Written problem
Return every record below exactly as written, omitting any pictures.

--*--

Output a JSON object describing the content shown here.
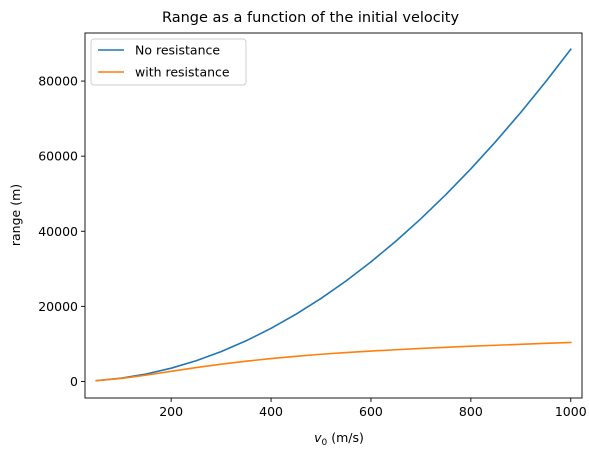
{
  "chart_data": {
    "type": "line",
    "title": "Range as a function of the initial velocity",
    "xlabel_symbol": "v",
    "xlabel_subscript": "0",
    "xlabel_unit": " (m/s)",
    "ylabel": "range (m)",
    "xlim": [
      27.5,
      1022.5
    ],
    "ylim": [
      -4400,
      92800
    ],
    "xticks": [
      200,
      400,
      600,
      800,
      1000
    ],
    "yticks": [
      0,
      20000,
      40000,
      60000,
      80000
    ],
    "grid": false,
    "legend_position": "top-left",
    "x": [
      50,
      100,
      150,
      200,
      250,
      300,
      350,
      400,
      450,
      500,
      550,
      600,
      650,
      700,
      750,
      800,
      850,
      900,
      950,
      1000
    ],
    "series": [
      {
        "name": "No resistance",
        "color": "#1f77b4",
        "values": [
          221,
          885,
          1991,
          3539,
          5530,
          7963,
          10839,
          14157,
          17917,
          22120,
          26765,
          31853,
          37383,
          43355,
          49770,
          56627,
          63927,
          71669,
          79854,
          88481
        ]
      },
      {
        "name": "with resistance",
        "color": "#ff7f0e",
        "values": [
          215,
          820,
          1690,
          2700,
          3700,
          4600,
          5400,
          6100,
          6700,
          7250,
          7700,
          8100,
          8450,
          8800,
          9100,
          9400,
          9650,
          9900,
          10150,
          10400
        ]
      }
    ]
  }
}
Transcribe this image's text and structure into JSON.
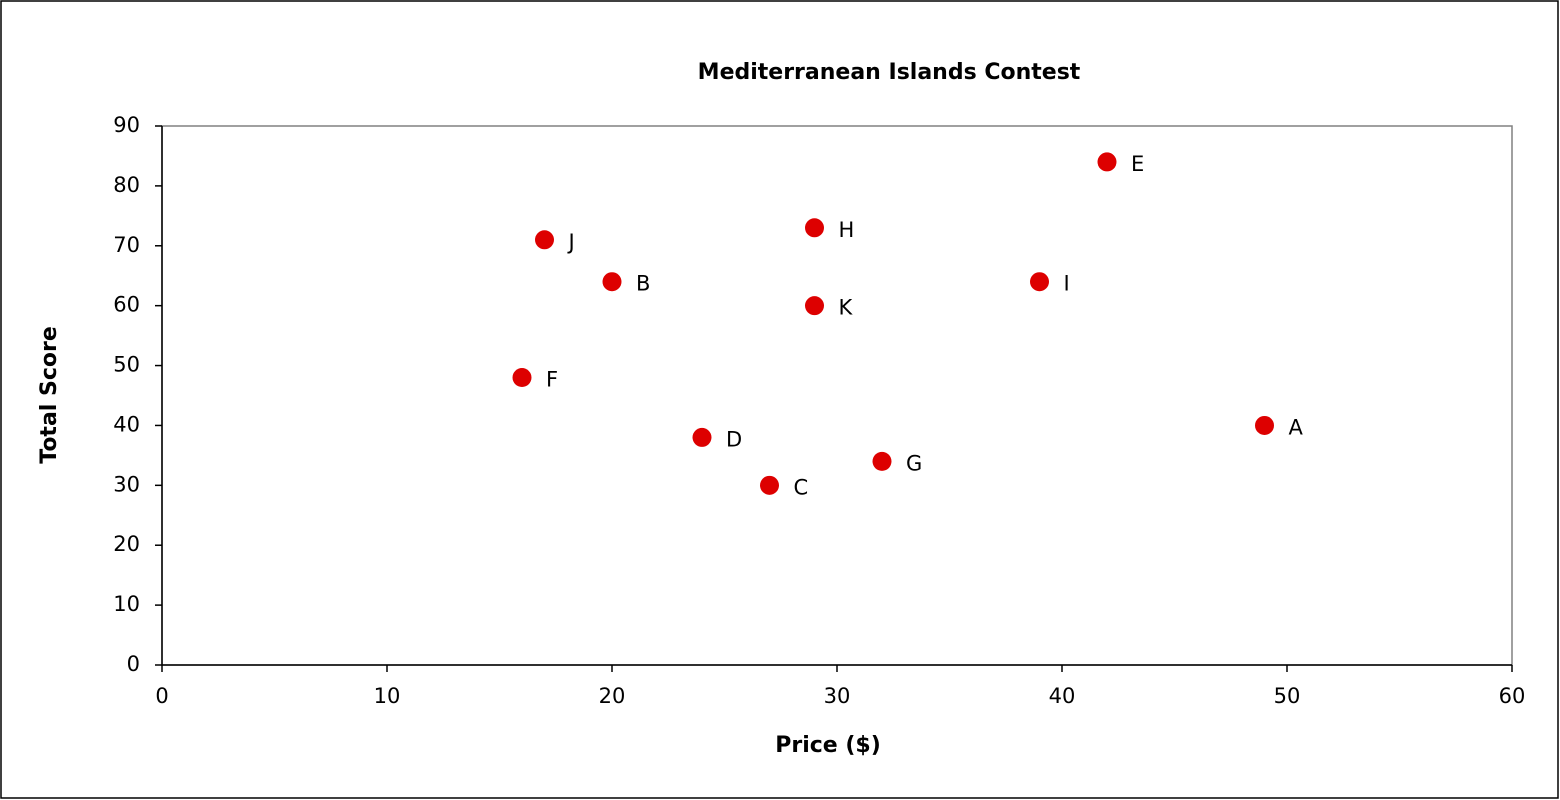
{
  "chart_data": {
    "type": "scatter",
    "title": "Mediterranean Islands Contest",
    "x_label": "Price ($)",
    "y_label": "Total Score",
    "labels": [
      "A",
      "B",
      "C",
      "D",
      "E",
      "F",
      "G",
      "H",
      "I",
      "J",
      "K"
    ],
    "x": [
      49,
      20,
      27,
      24,
      42,
      16,
      32,
      29,
      39,
      17,
      29
    ],
    "values": [
      40,
      64,
      30,
      38,
      84,
      48,
      34,
      73,
      64,
      71,
      60
    ],
    "color": "#dd0000",
    "xlim": [
      0,
      60
    ],
    "xticks": [
      0,
      10,
      20,
      30,
      40,
      50,
      60
    ],
    "ylim": [
      0,
      90
    ],
    "yticks": [
      0,
      10,
      20,
      30,
      40,
      50,
      60,
      70,
      80,
      90
    ],
    "grid": false
  }
}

--*--

Output of the exercise
Output a JSON object describing the content shown here.
{
  "chart_data": {
    "type": "line",
    "title": "Range as a function of the initial velocity",
    "xlabel_symbol": "v",
    "xlabel_subscript": "0",
    "xlabel_unit": " (m/s)",
    "ylabel": "range (m)",
    "xlim": [
      27.5,
      1022.5
    ],
    "ylim": [
      -4400,
      92800
    ],
    "xticks": [
      200,
      400,
      600,
      800,
      1000
    ],
    "yticks": [
      0,
      20000,
      40000,
      60000,
      80000
    ],
    "grid": false,
    "legend_position": "top-left",
    "x": [
      50,
      100,
      150,
      200,
      250,
      300,
      350,
      400,
      450,
      500,
      550,
      600,
      650,
      700,
      750,
      800,
      850,
      900,
      950,
      1000
    ],
    "series": [
      {
        "name": "No resistance",
        "color": "#1f77b4",
        "values": [
          221,
          885,
          1991,
          3539,
          5530,
          7963,
          10839,
          14157,
          17917,
          22120,
          26765,
          31853,
          37383,
          43355,
          49770,
          56627,
          63927,
          71669,
          79854,
          88481
        ]
      },
      {
        "name": "with resistance",
        "color": "#ff7f0e",
        "values": [
          215,
          820,
          1690,
          2700,
          3700,
          4600,
          5400,
          6100,
          6700,
          7250,
          7700,
          8100,
          8450,
          8800,
          9100,
          9400,
          9650,
          9900,
          10150,
          10400
        ]
      }
    ]
  }
}
Transcribe this image's text and structure into JSON.
{
  "chart_data": {
    "type": "scatter",
    "title": "Mediterranean Islands Contest",
    "x_label": "Price ($)",
    "y_label": "Total Score",
    "labels": [
      "A",
      "B",
      "C",
      "D",
      "E",
      "F",
      "G",
      "H",
      "I",
      "J",
      "K"
    ],
    "x": [
      49,
      20,
      27,
      24,
      42,
      16,
      32,
      29,
      39,
      17,
      29
    ],
    "values": [
      40,
      64,
      30,
      38,
      84,
      48,
      34,
      73,
      64,
      71,
      60
    ],
    "color": "#dd0000",
    "xlim": [
      0,
      60
    ],
    "xticks": [
      0,
      10,
      20,
      30,
      40,
      50,
      60
    ],
    "ylim": [
      0,
      90
    ],
    "yticks": [
      0,
      10,
      20,
      30,
      40,
      50,
      60,
      70,
      80,
      90
    ],
    "grid": false
  }
}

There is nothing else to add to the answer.